Dataset records:
--- start ---
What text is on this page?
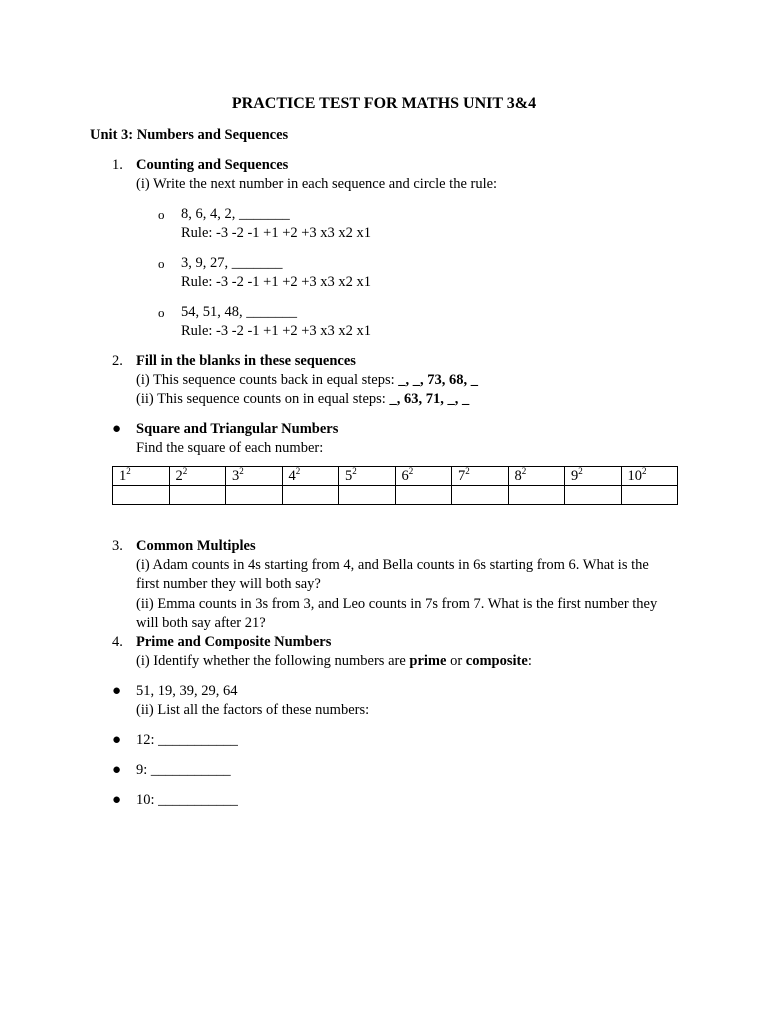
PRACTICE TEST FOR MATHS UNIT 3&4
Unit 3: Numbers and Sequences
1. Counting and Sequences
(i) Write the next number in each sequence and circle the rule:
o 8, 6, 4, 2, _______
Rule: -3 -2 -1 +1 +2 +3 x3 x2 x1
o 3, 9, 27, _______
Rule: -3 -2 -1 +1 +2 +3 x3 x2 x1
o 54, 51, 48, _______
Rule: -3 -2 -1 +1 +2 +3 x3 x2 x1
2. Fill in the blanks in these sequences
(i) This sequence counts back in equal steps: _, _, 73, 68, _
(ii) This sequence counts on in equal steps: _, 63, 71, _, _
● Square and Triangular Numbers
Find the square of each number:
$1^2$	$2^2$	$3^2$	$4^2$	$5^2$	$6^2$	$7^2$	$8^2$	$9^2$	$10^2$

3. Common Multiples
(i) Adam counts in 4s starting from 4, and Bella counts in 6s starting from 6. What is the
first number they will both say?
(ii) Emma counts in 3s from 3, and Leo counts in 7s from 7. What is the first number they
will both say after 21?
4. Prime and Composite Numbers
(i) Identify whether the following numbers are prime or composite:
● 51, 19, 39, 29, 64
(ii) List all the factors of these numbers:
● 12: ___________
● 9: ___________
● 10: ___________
--- end ---
--- start ---
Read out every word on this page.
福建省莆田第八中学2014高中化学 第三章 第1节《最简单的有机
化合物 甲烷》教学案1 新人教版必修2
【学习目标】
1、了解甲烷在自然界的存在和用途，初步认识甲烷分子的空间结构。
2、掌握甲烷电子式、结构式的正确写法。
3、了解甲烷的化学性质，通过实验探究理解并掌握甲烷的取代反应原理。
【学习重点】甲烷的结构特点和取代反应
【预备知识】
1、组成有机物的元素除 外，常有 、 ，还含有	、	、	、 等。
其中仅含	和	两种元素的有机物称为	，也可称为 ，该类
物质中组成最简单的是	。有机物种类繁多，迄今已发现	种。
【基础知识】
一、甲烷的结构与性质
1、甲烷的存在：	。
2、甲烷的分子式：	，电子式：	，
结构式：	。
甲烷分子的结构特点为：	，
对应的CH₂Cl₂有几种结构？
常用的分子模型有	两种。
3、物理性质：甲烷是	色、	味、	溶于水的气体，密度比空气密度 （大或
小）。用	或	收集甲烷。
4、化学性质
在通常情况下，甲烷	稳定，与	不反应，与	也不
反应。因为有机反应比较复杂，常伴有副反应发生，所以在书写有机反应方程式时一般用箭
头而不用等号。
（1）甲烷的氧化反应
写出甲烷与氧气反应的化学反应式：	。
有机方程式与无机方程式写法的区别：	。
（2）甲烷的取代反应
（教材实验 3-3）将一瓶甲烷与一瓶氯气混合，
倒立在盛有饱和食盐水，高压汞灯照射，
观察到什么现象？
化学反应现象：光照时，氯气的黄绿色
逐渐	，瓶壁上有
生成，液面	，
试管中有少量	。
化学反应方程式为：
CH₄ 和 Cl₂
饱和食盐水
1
--- end ---
REQUIREMENTS: Read through the entries and copy every line that includes "first".

TASK RESPONSE:
first number they will both say?
(ii) Emma counts in 3s from 3, and Leo counts in 7s from 7. What is the first number they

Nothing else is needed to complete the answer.